PROBLEM TO SOLVE
Can you print every record below exactly as written?
━━━━━━━━
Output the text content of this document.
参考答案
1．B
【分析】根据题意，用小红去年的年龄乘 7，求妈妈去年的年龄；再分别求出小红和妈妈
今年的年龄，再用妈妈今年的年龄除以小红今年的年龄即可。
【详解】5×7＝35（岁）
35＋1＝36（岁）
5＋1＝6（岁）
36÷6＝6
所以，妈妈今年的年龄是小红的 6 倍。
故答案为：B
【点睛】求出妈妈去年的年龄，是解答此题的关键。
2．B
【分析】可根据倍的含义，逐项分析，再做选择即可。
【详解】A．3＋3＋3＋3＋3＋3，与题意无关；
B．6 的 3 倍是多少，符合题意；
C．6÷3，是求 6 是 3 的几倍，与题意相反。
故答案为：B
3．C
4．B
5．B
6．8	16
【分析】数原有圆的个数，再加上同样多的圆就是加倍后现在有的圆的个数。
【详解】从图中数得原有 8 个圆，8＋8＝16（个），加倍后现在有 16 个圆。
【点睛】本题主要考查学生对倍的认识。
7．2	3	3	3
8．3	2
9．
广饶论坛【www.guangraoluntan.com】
━━━━━━━━
FINAL RESULT
Output the text content of this document.
参考答案
1．B
【分析】根据题意，用小红去年的年龄乘 7，求妈妈去年的年龄；再分别求出小红和妈妈
今年的年龄，再用妈妈今年的年龄除以小红今年的年龄即可。
【详解】5×7＝35（岁）
35＋1＝36（岁）
5＋1＝6（岁）
36÷6＝6
所以，妈妈今年的年龄是小红的 6 倍。
故答案为：B
【点睛】求出妈妈去年的年龄，是解答此题的关键。
2．B
【分析】可根据倍的含义，逐项分析，再做选择即可。
【详解】A．3＋3＋3＋3＋3＋3，与题意无关；
B．6 的 3 倍是多少，符合题意；
C．6÷3，是求 6 是 3 的几倍，与题意相反。
故答案为：B
3．C
4．B
5．B
6．8	16
【分析】数原有圆的个数，再加上同样多的圆就是加倍后现在有的圆的个数。
【详解】从图中数得原有 8 个圆，8＋8＝16（个），加倍后现在有 16 个圆。
【点睛】本题主要考查学生对倍的认识。
7．2	3	3	3
8．3	2
9．
广饶论坛【www.guangraoluntan.com】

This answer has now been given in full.